:: Items ::
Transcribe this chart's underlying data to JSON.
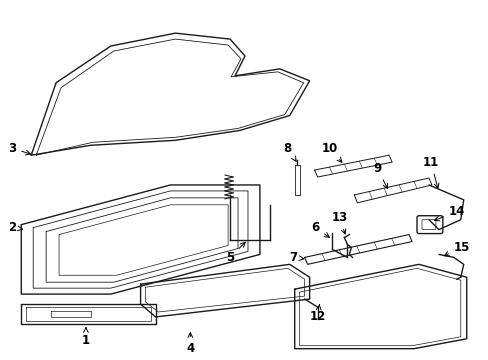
{
  "background_color": "#ffffff",
  "line_color": "#1a1a1a",
  "label_color": "#000000",
  "fig_width": 4.89,
  "fig_height": 3.6,
  "dpi": 100
}
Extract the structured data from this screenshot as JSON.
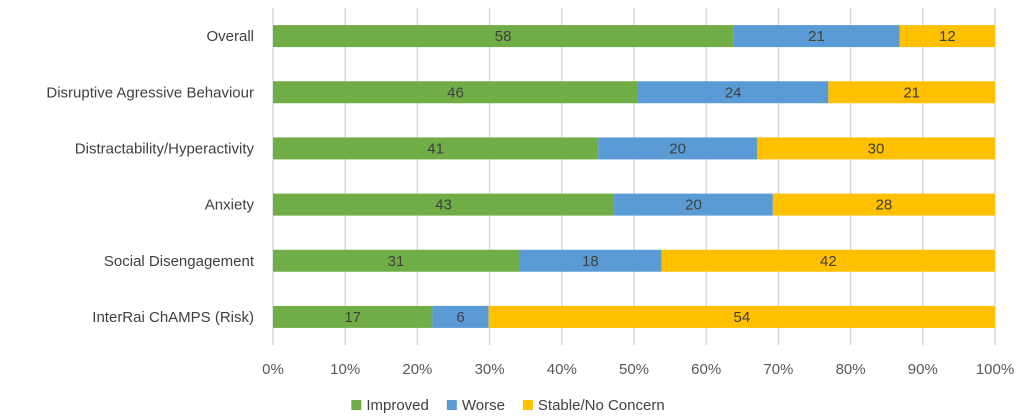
{
  "chart_data": {
    "type": "bar",
    "orientation": "horizontal",
    "stacked": "percent",
    "categories": [
      "Overall",
      "Disruptive Agressive Behaviour",
      "Distractability/Hyperactivity",
      "Anxiety",
      "Social Disengagement",
      "InterRai ChAMPS (Risk)"
    ],
    "series": [
      {
        "name": "Improved",
        "color": "#70AD47",
        "values": [
          58,
          46,
          41,
          43,
          31,
          17
        ]
      },
      {
        "name": "Worse",
        "color": "#5B9BD5",
        "values": [
          21,
          24,
          20,
          20,
          18,
          6
        ]
      },
      {
        "name": "Stable/No Concern",
        "color": "#FFC000",
        "values": [
          12,
          21,
          30,
          28,
          42,
          54
        ]
      }
    ],
    "x_ticks": [
      "0%",
      "10%",
      "20%",
      "30%",
      "40%",
      "50%",
      "60%",
      "70%",
      "80%",
      "90%",
      "100%"
    ],
    "xlim": [
      0,
      100
    ],
    "title": "",
    "xlabel": "",
    "ylabel": "",
    "grid": "vertical",
    "legend_position": "bottom",
    "gridline_color": "#D9D9D9"
  }
}
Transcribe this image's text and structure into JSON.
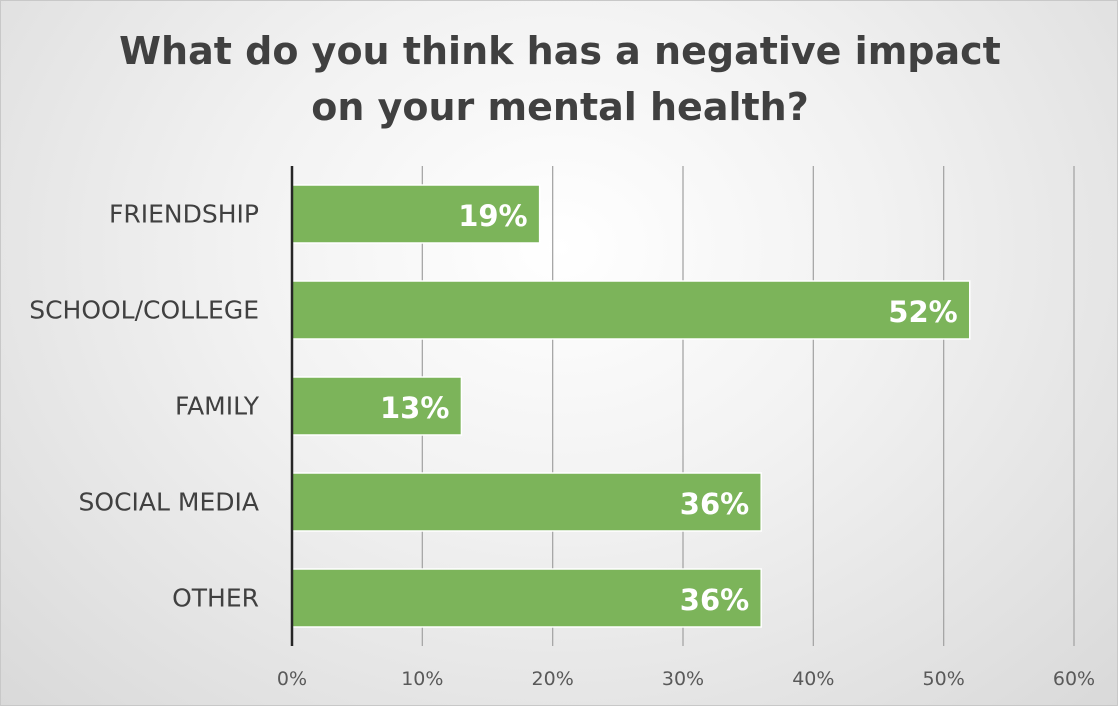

:: Task requirements ::
Quote the material in full and exactly; do not carry over its pictures.

:: The answer ::
Transcribe this chart's underlying data to JSON.
{
  "background_color": "#ffffff",
  "line_color": "#1a1a1a",
  "label_color": "#000000",
  "fig_width": 4.89,
  "fig_height": 3.6,
  "dpi": 100
}
Extract the structured data from this screenshot as JSON.
{
  "chart_data": {
    "type": "bar",
    "orientation": "horizontal",
    "stacked": "percent",
    "categories": [
      "Overall",
      "Disruptive Agressive Behaviour",
      "Distractability/Hyperactivity",
      "Anxiety",
      "Social Disengagement",
      "InterRai ChAMPS (Risk)"
    ],
    "series": [
      {
        "name": "Improved",
        "color": "#70AD47",
        "values": [
          58,
          46,
          41,
          43,
          31,
          17
        ]
      },
      {
        "name": "Worse",
        "color": "#5B9BD5",
        "values": [
          21,
          24,
          20,
          20,
          18,
          6
        ]
      },
      {
        "name": "Stable/No Concern",
        "color": "#FFC000",
        "values": [
          12,
          21,
          30,
          28,
          42,
          54
        ]
      }
    ],
    "x_ticks": [
      "0%",
      "10%",
      "20%",
      "30%",
      "40%",
      "50%",
      "60%",
      "70%",
      "80%",
      "90%",
      "100%"
    ],
    "xlim": [
      0,
      100
    ],
    "title": "",
    "xlabel": "",
    "ylabel": "",
    "grid": "vertical",
    "legend_position": "bottom",
    "gridline_color": "#D9D9D9"
  }
}
Transcribe this image's text and structure into JSON.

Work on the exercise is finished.